### Data to process

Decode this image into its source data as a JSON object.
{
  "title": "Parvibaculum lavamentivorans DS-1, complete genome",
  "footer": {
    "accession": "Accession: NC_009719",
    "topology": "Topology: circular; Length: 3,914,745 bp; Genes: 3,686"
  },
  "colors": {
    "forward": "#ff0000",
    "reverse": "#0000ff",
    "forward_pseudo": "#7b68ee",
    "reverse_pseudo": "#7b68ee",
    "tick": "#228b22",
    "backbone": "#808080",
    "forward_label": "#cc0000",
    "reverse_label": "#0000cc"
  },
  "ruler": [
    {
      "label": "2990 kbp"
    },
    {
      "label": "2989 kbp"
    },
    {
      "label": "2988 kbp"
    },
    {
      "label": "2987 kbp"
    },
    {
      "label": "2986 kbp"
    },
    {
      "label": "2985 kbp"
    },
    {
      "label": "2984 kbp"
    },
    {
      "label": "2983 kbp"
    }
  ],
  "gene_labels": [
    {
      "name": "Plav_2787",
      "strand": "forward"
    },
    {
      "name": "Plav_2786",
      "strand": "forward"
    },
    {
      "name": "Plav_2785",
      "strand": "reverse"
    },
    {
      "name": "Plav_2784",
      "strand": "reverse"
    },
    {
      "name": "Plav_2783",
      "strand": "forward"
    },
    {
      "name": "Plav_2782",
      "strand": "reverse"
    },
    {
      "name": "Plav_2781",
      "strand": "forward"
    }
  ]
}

######

_The problem_: Going through the data above, count each line that contains "name" and give only that figure.

_Reply to the exercise_: 7